→ **Work required**: Answer with a number only: how many lines of the data contain "description"?

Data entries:

::::

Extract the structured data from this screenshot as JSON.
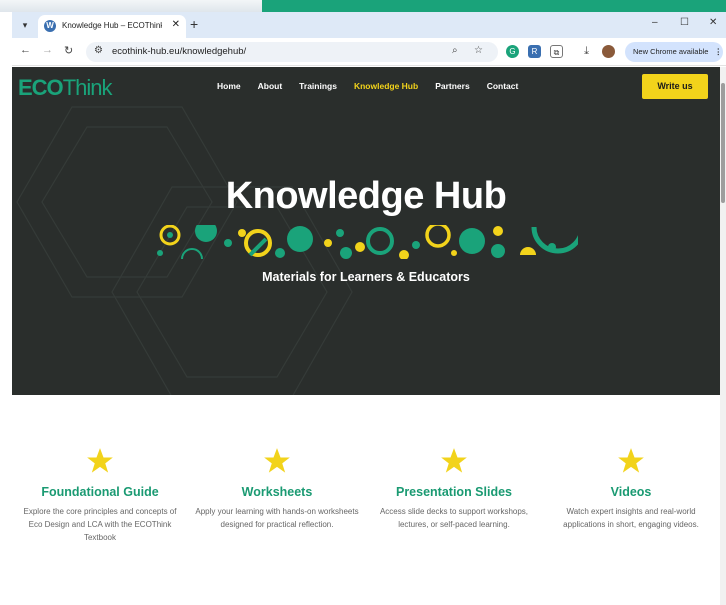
{
  "browser": {
    "tab": {
      "title": "Knowledge Hub – ECOThink Hu",
      "favicon": "wordpress-icon"
    },
    "url": "ecothink-hub.eu/knowledgehub/",
    "update_label": "New Chrome available",
    "window_controls": {
      "minimize": "–",
      "maximize": "☐",
      "close": "✕"
    },
    "new_tab": "+",
    "tab_close": "✕"
  },
  "site": {
    "logo": {
      "eco": "ECO",
      "think": "Think"
    },
    "nav": [
      {
        "label": "Home"
      },
      {
        "label": "About"
      },
      {
        "label": "Trainings"
      },
      {
        "label": "Knowledge Hub"
      },
      {
        "label": "Partners"
      },
      {
        "label": "Contact"
      }
    ],
    "cta": "Write us",
    "hero": {
      "title": "Knowledge Hub",
      "subtitle": "Materials for Learners & Educators"
    },
    "cards": [
      {
        "title": "Foundational Guide",
        "description": "Explore the core principles and concepts of Eco Design and LCA with the ECOThink Textbook",
        "icon": "star-icon"
      },
      {
        "title": "Worksheets",
        "description": "Apply your learning with hands-on worksheets designed for practical reflection.",
        "icon": "star-icon"
      },
      {
        "title": "Presentation Slides",
        "description": "Access slide decks to support workshops, lectures, or self-paced learning.",
        "icon": "star-icon"
      },
      {
        "title": "Videos",
        "description": "Watch expert insights and real-world applications in short, engaging videos.",
        "icon": "star-icon"
      }
    ]
  },
  "colors": {
    "brand_green": "#1aa37a",
    "accent_yellow": "#f2d31b",
    "hero_bg": "#2a2e2c"
  }
}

::::

→ **Solution below**: 4